# [AIM OF THE TASK]
Find each line that has the string "only" and give the total, with nothing else.

# [MATERIALS PROVIDED]

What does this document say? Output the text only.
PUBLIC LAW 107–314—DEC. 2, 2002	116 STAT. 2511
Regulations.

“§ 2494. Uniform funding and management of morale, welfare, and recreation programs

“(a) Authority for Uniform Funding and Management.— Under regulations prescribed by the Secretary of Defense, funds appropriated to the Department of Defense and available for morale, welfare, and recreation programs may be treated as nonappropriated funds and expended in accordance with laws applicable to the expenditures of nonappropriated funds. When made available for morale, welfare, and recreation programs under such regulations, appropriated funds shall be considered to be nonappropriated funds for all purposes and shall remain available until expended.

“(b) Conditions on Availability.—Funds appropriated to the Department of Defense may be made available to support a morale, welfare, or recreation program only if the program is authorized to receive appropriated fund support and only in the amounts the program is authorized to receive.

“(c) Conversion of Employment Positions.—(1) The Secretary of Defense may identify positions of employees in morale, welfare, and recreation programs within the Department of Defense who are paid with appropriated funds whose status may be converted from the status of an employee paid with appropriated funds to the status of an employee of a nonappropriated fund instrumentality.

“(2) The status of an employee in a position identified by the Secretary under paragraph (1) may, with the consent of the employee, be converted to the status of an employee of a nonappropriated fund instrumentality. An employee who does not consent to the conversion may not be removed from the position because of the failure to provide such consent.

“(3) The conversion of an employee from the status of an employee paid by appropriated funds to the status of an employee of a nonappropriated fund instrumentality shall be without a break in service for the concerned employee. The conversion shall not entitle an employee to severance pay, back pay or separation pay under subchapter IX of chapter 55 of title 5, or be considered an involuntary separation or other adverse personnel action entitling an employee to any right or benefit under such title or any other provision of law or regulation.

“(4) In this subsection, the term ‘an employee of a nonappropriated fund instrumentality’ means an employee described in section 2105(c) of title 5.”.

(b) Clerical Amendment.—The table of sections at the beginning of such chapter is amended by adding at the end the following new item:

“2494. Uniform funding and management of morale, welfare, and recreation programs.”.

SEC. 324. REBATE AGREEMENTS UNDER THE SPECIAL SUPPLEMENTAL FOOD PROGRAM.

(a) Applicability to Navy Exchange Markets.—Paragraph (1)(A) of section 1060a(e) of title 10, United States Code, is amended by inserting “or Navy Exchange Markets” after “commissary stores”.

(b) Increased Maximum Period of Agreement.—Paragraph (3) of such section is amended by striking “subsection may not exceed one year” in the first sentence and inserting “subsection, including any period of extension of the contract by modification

# [FULL ANSWER]
2